Figure content listings:
____________
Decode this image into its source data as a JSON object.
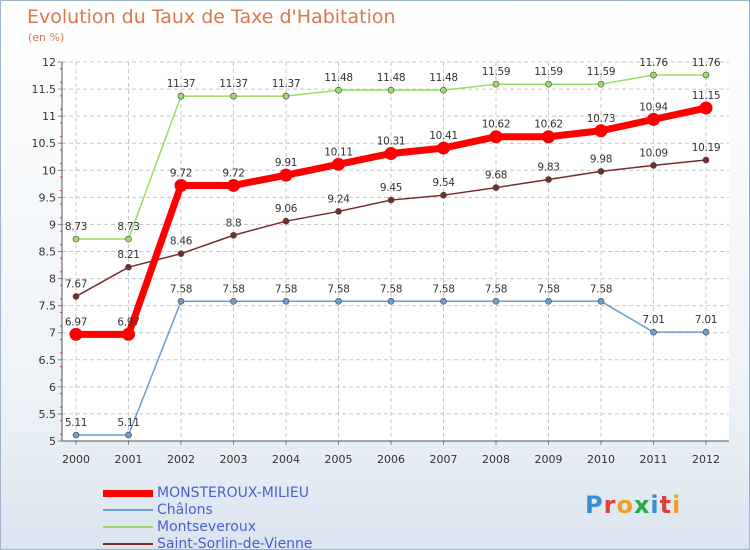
{
  "header": {
    "title": "Evolution du Taux de Taxe d'Habitation",
    "subtitle": "(en %)"
  },
  "logo": {
    "text": "ProXiti",
    "letters": [
      "P",
      "r",
      "o",
      "x",
      "i",
      "t",
      "i"
    ],
    "colors": [
      "#3a8ed6",
      "#e0403a",
      "#f0a020",
      "#2aa84a",
      "#3a8ed6",
      "#e0403a",
      "#f0a020"
    ]
  },
  "chart_data": {
    "type": "line",
    "x": [
      "2000",
      "2001",
      "2002",
      "2003",
      "2004",
      "2005",
      "2006",
      "2007",
      "2008",
      "2009",
      "2010",
      "2011",
      "2012"
    ],
    "ylim": [
      5,
      12
    ],
    "yticks": [
      "5",
      "5.5",
      "6",
      "6.5",
      "7",
      "7.5",
      "8",
      "8.5",
      "9",
      "9.5",
      "10",
      "10.5",
      "11",
      "11.5",
      "12"
    ],
    "grid": true,
    "series": [
      {
        "name": "MONSTEROUX-MILIEU",
        "color": "#ff0000",
        "labels": [
          "6.97",
          "6.97",
          "9.72",
          "9.72",
          "9.91",
          "10.11",
          "10.31",
          "10.41",
          "10.62",
          "10.62",
          "10.73",
          "10.94",
          "11.15"
        ],
        "values": [
          6.97,
          6.97,
          9.72,
          9.72,
          9.91,
          10.11,
          10.31,
          10.41,
          10.62,
          10.62,
          10.73,
          10.94,
          11.15
        ]
      },
      {
        "name": "Châlons",
        "color": "#6a9ecf",
        "labels": [
          "5.11",
          "5.11",
          "7.58",
          "7.58",
          "7.58",
          "7.58",
          "7.58",
          "7.58",
          "7.58",
          "7.58",
          "7.58",
          "7.01",
          "7.01"
        ],
        "values": [
          5.11,
          5.11,
          7.58,
          7.58,
          7.58,
          7.58,
          7.58,
          7.58,
          7.58,
          7.58,
          7.58,
          7.01,
          7.01
        ]
      },
      {
        "name": "Montseveroux",
        "color": "#99dd66",
        "labels": [
          "8.73",
          "8.73",
          "11.37",
          "11.37",
          "11.37",
          "11.48",
          "11.48",
          "11.48",
          "11.59",
          "11.59",
          "11.59",
          "11.76",
          "11.76"
        ],
        "values": [
          8.73,
          8.73,
          11.37,
          11.37,
          11.37,
          11.48,
          11.48,
          11.48,
          11.59,
          11.59,
          11.59,
          11.76,
          11.76
        ]
      },
      {
        "name": "Saint-Sorlin-de-Vienne",
        "color": "#7a2a2a",
        "labels": [
          "7.67",
          "8.21",
          "8.46",
          "8.8",
          "9.06",
          "9.24",
          "9.45",
          "9.54",
          "9.68",
          "9.83",
          "9.98",
          "10.09",
          "10.19"
        ],
        "values": [
          7.67,
          8.21,
          8.46,
          8.8,
          9.06,
          9.24,
          9.45,
          9.54,
          9.68,
          9.83,
          9.98,
          10.09,
          10.19
        ]
      }
    ]
  }
}
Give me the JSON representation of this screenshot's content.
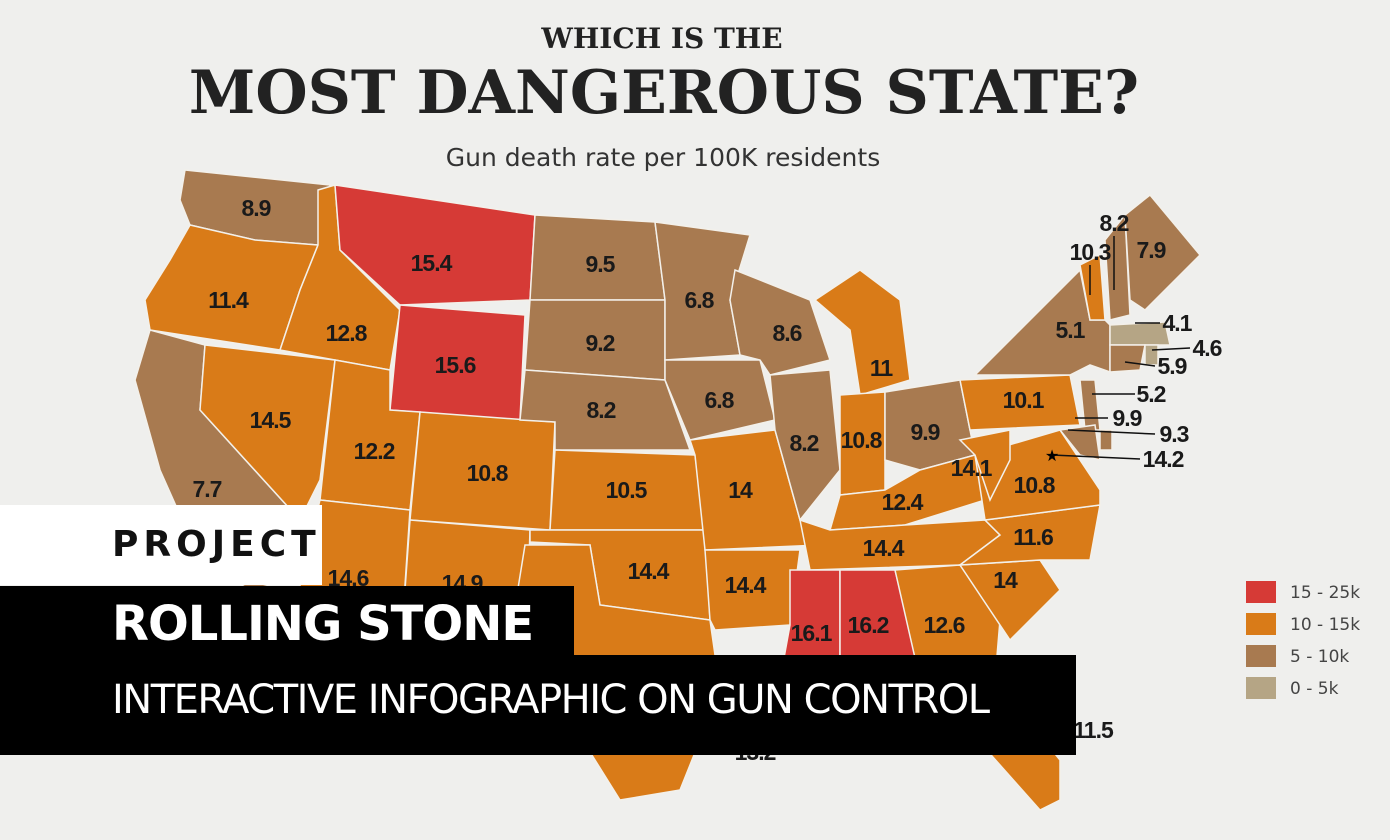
{
  "header": {
    "kicker": "WHICH IS THE",
    "title": "MOST DANGEROUS STATE?",
    "subtitle": "Gun death rate per 100K residents"
  },
  "legend": [
    {
      "label": "15 - 25k",
      "color": "#d63a36"
    },
    {
      "label": "10 - 15k",
      "color": "#d97b18"
    },
    {
      "label": "5 - 10k",
      "color": "#a87a50"
    },
    {
      "label": "0 - 5k",
      "color": "#b5a585"
    }
  ],
  "map": {
    "states": [
      {
        "value": 8.9,
        "legend": 2
      },
      {
        "value": 11.4,
        "legend": 1
      },
      {
        "value": 7.7,
        "legend": 2
      },
      {
        "value": 14.5,
        "legend": 1
      },
      {
        "value": 12.8,
        "legend": 1
      },
      {
        "value": 15.4,
        "legend": 0
      },
      {
        "value": 15.6,
        "legend": 0
      },
      {
        "value": 12.2,
        "legend": 1
      },
      {
        "value": 10.8,
        "legend": 1
      },
      {
        "value": 14.6,
        "legend": 1
      },
      {
        "value": 14.9,
        "legend": 1
      },
      {
        "value": 9.5,
        "legend": 2
      },
      {
        "value": 9.2,
        "legend": 2
      },
      {
        "value": 8.2,
        "legend": 2
      },
      {
        "value": 10.5,
        "legend": 1
      },
      {
        "value": 14.4,
        "legend": 1
      },
      {
        "value": 13.2,
        "legend": 1
      },
      {
        "value": 6.8,
        "legend": 2
      },
      {
        "value": 6.8,
        "legend": 2
      },
      {
        "value": 14,
        "legend": 1
      },
      {
        "value": 14.4,
        "legend": 1
      },
      {
        "value": 8.6,
        "legend": 2
      },
      {
        "value": 8.2,
        "legend": 2
      },
      {
        "value": 11,
        "legend": 1
      },
      {
        "value": 10.8,
        "legend": 1
      },
      {
        "value": 9.9,
        "legend": 2
      },
      {
        "value": 12.4,
        "legend": 1
      },
      {
        "value": 14.4,
        "legend": 1
      },
      {
        "value": 16.1,
        "legend": 0
      },
      {
        "value": 16.2,
        "legend": 0
      },
      {
        "value": 12.6,
        "legend": 1
      },
      {
        "value": 11.5,
        "legend": 1
      },
      {
        "value": 14,
        "legend": 1
      },
      {
        "value": 11.6,
        "legend": 1
      },
      {
        "value": 10.8,
        "legend": 1
      },
      {
        "value": 14.1,
        "legend": 1
      },
      {
        "value": 10.1,
        "legend": 1
      },
      {
        "value": 5.1,
        "legend": 2
      },
      {
        "value": 10.3,
        "legend": 1
      },
      {
        "value": 8.2,
        "legend": 2
      },
      {
        "value": 7.9,
        "legend": 2
      },
      {
        "value": 4.1,
        "legend": 3
      },
      {
        "value": 5.9,
        "legend": 2
      },
      {
        "value": 4.6,
        "legend": 3
      },
      {
        "value": 5.2,
        "legend": 2
      },
      {
        "value": 9.9,
        "legend": 2
      },
      {
        "value": 9.3,
        "legend": 2
      },
      {
        "value": 14.2,
        "legend": 1
      }
    ]
  },
  "overlay": {
    "tag": "PROJECT",
    "client": "ROLLING STONE",
    "description": "INTERACTIVE INFOGRAPHIC ON GUN CONTROL"
  }
}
____________
▶ [REQUIRED TASK] Pull out all lines in the data above that include "subtitle".

▶ [RESPONSE BELOW]
    "subtitle": "(en %)"
    "subtitle": "Gun death rate per 100K residents"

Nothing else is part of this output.